→ Goal:
Set down the full listing exactly, character for character.

Records from a collection

· · ·

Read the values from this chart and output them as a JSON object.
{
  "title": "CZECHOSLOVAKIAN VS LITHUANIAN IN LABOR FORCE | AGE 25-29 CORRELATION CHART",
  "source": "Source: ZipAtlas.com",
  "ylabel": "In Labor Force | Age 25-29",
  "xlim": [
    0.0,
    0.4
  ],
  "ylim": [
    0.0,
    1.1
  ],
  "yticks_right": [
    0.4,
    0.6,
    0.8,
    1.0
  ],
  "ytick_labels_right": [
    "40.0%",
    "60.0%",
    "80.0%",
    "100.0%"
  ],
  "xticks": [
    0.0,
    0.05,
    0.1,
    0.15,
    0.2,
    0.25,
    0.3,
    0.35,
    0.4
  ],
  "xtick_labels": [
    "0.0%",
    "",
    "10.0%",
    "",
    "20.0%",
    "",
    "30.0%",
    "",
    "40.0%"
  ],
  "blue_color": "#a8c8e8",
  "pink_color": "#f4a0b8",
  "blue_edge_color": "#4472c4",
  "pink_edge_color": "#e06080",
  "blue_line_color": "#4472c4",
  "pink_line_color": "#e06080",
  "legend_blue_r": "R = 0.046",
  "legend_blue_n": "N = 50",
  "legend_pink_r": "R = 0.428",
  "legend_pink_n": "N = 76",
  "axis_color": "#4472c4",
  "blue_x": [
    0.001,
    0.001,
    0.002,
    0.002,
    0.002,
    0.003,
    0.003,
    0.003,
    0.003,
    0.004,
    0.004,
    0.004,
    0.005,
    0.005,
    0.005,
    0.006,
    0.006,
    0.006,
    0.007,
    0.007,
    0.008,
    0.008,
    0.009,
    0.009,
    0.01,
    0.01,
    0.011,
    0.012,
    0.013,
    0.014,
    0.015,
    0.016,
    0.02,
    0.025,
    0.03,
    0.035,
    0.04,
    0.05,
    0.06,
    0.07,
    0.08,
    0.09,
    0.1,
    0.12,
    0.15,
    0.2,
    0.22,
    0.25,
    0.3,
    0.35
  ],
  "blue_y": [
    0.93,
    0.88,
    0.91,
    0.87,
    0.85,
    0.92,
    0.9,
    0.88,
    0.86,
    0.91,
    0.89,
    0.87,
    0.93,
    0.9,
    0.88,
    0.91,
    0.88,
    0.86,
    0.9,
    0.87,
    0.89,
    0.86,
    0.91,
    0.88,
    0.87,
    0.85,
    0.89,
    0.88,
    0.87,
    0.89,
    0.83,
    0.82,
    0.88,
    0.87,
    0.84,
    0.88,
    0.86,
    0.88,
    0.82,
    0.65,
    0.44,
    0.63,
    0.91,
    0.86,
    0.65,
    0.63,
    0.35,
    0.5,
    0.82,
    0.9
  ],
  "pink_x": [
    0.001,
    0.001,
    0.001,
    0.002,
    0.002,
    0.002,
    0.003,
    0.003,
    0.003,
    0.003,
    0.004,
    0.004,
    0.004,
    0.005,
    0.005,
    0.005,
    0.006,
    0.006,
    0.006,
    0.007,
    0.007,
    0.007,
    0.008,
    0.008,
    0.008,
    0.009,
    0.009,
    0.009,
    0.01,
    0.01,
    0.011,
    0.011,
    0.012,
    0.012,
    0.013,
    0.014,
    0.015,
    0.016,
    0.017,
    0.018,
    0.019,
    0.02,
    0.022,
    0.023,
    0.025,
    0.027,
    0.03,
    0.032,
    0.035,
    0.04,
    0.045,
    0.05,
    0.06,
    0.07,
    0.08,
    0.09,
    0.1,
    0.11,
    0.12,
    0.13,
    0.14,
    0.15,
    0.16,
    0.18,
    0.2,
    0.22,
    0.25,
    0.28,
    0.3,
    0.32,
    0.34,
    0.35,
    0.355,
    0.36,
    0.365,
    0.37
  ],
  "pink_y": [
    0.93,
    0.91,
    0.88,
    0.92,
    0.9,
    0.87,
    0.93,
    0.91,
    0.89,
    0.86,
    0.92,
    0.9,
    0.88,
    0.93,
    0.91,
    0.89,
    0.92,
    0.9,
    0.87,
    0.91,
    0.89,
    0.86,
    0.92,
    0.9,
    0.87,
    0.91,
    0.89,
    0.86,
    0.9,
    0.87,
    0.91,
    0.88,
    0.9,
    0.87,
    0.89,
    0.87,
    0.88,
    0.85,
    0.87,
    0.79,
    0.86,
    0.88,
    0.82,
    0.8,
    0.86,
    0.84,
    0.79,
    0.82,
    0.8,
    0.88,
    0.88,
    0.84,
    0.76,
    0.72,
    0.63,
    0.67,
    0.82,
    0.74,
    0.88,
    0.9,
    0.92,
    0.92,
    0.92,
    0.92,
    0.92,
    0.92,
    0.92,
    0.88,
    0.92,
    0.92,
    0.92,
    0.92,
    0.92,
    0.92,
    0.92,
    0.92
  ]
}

· · ·

→ Answer to this exercise:
Read the values from this chart and output them as a JSON object.
{
  "title": "CZECHOSLOVAKIAN VS LITHUANIAN IN LABOR FORCE | AGE 25-29 CORRELATION CHART",
  "source": "Source: ZipAtlas.com",
  "ylabel": "In Labor Force | Age 25-29",
  "xlim": [
    0.0,
    0.4
  ],
  "ylim": [
    0.0,
    1.1
  ],
  "yticks_right": [
    0.4,
    0.6,
    0.8,
    1.0
  ],
  "ytick_labels_right": [
    "40.0%",
    "60.0%",
    "80.0%",
    "100.0%"
  ],
  "xticks": [
    0.0,
    0.05,
    0.1,
    0.15,
    0.2,
    0.25,
    0.3,
    0.35,
    0.4
  ],
  "xtick_labels": [
    "0.0%",
    "",
    "10.0%",
    "",
    "20.0%",
    "",
    "30.0%",
    "",
    "40.0%"
  ],
  "blue_color": "#a8c8e8",
  "pink_color": "#f4a0b8",
  "blue_edge_color": "#4472c4",
  "pink_edge_color": "#e06080",
  "blue_line_color": "#4472c4",
  "pink_line_color": "#e06080",
  "legend_blue_r": "R = 0.046",
  "legend_blue_n": "N = 50",
  "legend_pink_r": "R = 0.428",
  "legend_pink_n": "N = 76",
  "axis_color": "#4472c4",
  "blue_x": [
    0.001,
    0.001,
    0.002,
    0.002,
    0.002,
    0.003,
    0.003,
    0.003,
    0.003,
    0.004,
    0.004,
    0.004,
    0.005,
    0.005,
    0.005,
    0.006,
    0.006,
    0.006,
    0.007,
    0.007,
    0.008,
    0.008,
    0.009,
    0.009,
    0.01,
    0.01,
    0.011,
    0.012,
    0.013,
    0.014,
    0.015,
    0.016,
    0.02,
    0.025,
    0.03,
    0.035,
    0.04,
    0.05,
    0.06,
    0.07,
    0.08,
    0.09,
    0.1,
    0.12,
    0.15,
    0.2,
    0.22,
    0.25,
    0.3,
    0.35
  ],
  "blue_y": [
    0.93,
    0.88,
    0.91,
    0.87,
    0.85,
    0.92,
    0.9,
    0.88,
    0.86,
    0.91,
    0.89,
    0.87,
    0.93,
    0.9,
    0.88,
    0.91,
    0.88,
    0.86,
    0.9,
    0.87,
    0.89,
    0.86,
    0.91,
    0.88,
    0.87,
    0.85,
    0.89,
    0.88,
    0.87,
    0.89,
    0.83,
    0.82,
    0.88,
    0.87,
    0.84,
    0.88,
    0.86,
    0.88,
    0.82,
    0.65,
    0.44,
    0.63,
    0.91,
    0.86,
    0.65,
    0.63,
    0.35,
    0.5,
    0.82,
    0.9
  ],
  "pink_x": [
    0.001,
    0.001,
    0.001,
    0.002,
    0.002,
    0.002,
    0.003,
    0.003,
    0.003,
    0.003,
    0.004,
    0.004,
    0.004,
    0.005,
    0.005,
    0.005,
    0.006,
    0.006,
    0.006,
    0.007,
    0.007,
    0.007,
    0.008,
    0.008,
    0.008,
    0.009,
    0.009,
    0.009,
    0.01,
    0.01,
    0.011,
    0.011,
    0.012,
    0.012,
    0.013,
    0.014,
    0.015,
    0.016,
    0.017,
    0.018,
    0.019,
    0.02,
    0.022,
    0.023,
    0.025,
    0.027,
    0.03,
    0.032,
    0.035,
    0.04,
    0.045,
    0.05,
    0.06,
    0.07,
    0.08,
    0.09,
    0.1,
    0.11,
    0.12,
    0.13,
    0.14,
    0.15,
    0.16,
    0.18,
    0.2,
    0.22,
    0.25,
    0.28,
    0.3,
    0.32,
    0.34,
    0.35,
    0.355,
    0.36,
    0.365,
    0.37
  ],
  "pink_y": [
    0.93,
    0.91,
    0.88,
    0.92,
    0.9,
    0.87,
    0.93,
    0.91,
    0.89,
    0.86,
    0.92,
    0.9,
    0.88,
    0.93,
    0.91,
    0.89,
    0.92,
    0.9,
    0.87,
    0.91,
    0.89,
    0.86,
    0.92,
    0.9,
    0.87,
    0.91,
    0.89,
    0.86,
    0.9,
    0.87,
    0.91,
    0.88,
    0.9,
    0.87,
    0.89,
    0.87,
    0.88,
    0.85,
    0.87,
    0.79,
    0.86,
    0.88,
    0.82,
    0.8,
    0.86,
    0.84,
    0.79,
    0.82,
    0.8,
    0.88,
    0.88,
    0.84,
    0.76,
    0.72,
    0.63,
    0.67,
    0.82,
    0.74,
    0.88,
    0.9,
    0.92,
    0.92,
    0.92,
    0.92,
    0.92,
    0.92,
    0.92,
    0.88,
    0.92,
    0.92,
    0.92,
    0.92,
    0.92,
    0.92,
    0.92,
    0.92
  ]
}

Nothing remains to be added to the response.